## DIRECTIONS FOR THIS TASK
The answer should be a single number: how many lines of the entries below hold the word "الفنية".

Excerpt from a dataset
-- Begin --

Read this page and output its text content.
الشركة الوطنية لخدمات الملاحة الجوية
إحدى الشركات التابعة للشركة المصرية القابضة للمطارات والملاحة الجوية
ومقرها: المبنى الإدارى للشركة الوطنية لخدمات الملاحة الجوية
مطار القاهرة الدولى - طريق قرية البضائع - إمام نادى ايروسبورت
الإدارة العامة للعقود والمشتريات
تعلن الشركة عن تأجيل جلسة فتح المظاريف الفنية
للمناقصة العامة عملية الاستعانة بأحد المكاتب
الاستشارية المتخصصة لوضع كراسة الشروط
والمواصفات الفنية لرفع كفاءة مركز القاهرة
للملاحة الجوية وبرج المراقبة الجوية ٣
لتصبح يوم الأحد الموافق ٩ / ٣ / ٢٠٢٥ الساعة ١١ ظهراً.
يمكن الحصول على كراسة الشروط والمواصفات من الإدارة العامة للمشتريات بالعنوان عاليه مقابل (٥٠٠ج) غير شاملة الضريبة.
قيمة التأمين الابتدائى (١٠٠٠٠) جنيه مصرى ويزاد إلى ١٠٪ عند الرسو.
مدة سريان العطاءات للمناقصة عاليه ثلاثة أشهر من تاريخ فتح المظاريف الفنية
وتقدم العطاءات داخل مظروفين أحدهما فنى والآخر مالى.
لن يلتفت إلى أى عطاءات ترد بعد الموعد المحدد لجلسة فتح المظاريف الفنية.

-- End --

## SOLUTION
4